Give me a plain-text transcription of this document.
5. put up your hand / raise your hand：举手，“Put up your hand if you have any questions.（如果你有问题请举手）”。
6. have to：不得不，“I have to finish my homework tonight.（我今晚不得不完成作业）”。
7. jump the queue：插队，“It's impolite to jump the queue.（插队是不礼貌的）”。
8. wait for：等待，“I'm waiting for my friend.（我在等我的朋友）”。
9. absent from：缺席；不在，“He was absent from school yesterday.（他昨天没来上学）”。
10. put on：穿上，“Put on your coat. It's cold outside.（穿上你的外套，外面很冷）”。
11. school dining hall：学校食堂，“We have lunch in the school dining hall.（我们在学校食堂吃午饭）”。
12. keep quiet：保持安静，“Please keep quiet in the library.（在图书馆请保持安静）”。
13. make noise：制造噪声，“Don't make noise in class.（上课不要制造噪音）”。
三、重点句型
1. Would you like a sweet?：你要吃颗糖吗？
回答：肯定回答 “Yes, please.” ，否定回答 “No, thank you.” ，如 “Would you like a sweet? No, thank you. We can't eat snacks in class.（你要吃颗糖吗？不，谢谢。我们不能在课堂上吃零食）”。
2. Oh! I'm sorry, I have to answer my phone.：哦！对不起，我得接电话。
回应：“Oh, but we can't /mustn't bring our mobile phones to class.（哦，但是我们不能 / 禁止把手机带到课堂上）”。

• Your instructions: In the data above, count the lines where the word "Would" appears; reply with the number only.

• Final answer: 2